## What is needed
Say how many lines include "park", with no words around the number.

## Record set
++++++++++
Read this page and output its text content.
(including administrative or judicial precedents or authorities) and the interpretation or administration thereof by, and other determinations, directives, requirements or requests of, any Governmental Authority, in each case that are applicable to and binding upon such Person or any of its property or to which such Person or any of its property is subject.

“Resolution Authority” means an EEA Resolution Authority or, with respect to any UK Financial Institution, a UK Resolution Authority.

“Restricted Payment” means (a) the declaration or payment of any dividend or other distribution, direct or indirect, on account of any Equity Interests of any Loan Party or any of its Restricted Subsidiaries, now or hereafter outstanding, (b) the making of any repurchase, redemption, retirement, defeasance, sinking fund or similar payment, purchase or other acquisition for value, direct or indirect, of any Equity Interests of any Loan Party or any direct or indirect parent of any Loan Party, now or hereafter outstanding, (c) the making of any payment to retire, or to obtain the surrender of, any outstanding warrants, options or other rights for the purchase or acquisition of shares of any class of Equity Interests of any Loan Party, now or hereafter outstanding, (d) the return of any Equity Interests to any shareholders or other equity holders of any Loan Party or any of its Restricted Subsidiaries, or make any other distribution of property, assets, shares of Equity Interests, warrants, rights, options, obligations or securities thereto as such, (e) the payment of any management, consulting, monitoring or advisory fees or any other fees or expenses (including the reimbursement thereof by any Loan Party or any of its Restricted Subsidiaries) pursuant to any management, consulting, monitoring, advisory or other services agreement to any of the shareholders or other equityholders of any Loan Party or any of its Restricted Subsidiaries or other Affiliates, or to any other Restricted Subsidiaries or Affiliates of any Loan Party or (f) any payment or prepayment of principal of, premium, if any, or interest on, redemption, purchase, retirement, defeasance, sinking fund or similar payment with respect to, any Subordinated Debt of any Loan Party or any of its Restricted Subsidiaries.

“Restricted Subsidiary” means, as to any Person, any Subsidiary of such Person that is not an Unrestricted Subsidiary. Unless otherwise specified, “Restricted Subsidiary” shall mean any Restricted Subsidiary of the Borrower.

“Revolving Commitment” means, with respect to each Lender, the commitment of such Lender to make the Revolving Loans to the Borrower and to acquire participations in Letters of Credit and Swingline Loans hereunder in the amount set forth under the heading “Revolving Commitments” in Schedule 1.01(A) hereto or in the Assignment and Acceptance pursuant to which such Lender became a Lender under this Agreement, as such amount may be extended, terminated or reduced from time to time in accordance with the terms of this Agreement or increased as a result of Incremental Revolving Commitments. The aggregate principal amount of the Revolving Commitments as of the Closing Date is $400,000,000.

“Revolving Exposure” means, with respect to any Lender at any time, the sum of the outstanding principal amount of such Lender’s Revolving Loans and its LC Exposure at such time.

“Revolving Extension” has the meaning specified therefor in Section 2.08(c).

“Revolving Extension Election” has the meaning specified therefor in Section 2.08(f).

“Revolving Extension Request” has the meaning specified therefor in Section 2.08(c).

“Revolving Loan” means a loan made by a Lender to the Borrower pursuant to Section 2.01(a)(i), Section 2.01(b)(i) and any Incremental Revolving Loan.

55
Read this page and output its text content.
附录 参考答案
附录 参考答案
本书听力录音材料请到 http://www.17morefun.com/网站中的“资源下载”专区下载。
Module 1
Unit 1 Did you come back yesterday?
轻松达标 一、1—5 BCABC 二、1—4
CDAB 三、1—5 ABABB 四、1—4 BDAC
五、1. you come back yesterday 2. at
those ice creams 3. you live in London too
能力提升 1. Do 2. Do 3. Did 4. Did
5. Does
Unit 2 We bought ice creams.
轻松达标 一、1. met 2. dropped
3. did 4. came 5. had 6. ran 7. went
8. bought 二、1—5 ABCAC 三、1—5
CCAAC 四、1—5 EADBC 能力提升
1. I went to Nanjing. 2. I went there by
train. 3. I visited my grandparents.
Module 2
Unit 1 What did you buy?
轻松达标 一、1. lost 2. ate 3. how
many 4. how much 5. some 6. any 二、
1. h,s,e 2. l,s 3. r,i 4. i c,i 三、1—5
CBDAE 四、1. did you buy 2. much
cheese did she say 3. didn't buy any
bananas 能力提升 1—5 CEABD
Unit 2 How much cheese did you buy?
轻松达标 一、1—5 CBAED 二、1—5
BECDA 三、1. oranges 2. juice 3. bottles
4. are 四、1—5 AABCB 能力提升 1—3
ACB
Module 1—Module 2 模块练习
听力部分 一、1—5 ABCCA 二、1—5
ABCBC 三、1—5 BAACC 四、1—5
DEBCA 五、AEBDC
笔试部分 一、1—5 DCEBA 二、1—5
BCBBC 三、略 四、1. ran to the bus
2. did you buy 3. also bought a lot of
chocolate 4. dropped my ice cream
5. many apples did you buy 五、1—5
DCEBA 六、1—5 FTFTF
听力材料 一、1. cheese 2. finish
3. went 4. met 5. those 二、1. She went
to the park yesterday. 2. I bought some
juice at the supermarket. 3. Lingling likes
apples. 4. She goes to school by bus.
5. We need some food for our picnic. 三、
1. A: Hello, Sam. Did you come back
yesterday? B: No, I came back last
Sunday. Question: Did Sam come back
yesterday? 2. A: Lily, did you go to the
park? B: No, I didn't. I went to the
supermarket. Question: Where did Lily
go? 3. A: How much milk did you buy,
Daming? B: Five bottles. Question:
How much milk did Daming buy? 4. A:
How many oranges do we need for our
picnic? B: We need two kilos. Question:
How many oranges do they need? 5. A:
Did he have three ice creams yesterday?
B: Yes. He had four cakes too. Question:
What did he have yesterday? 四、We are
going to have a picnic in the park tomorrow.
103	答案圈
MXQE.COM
++++++++++
## Solution below
3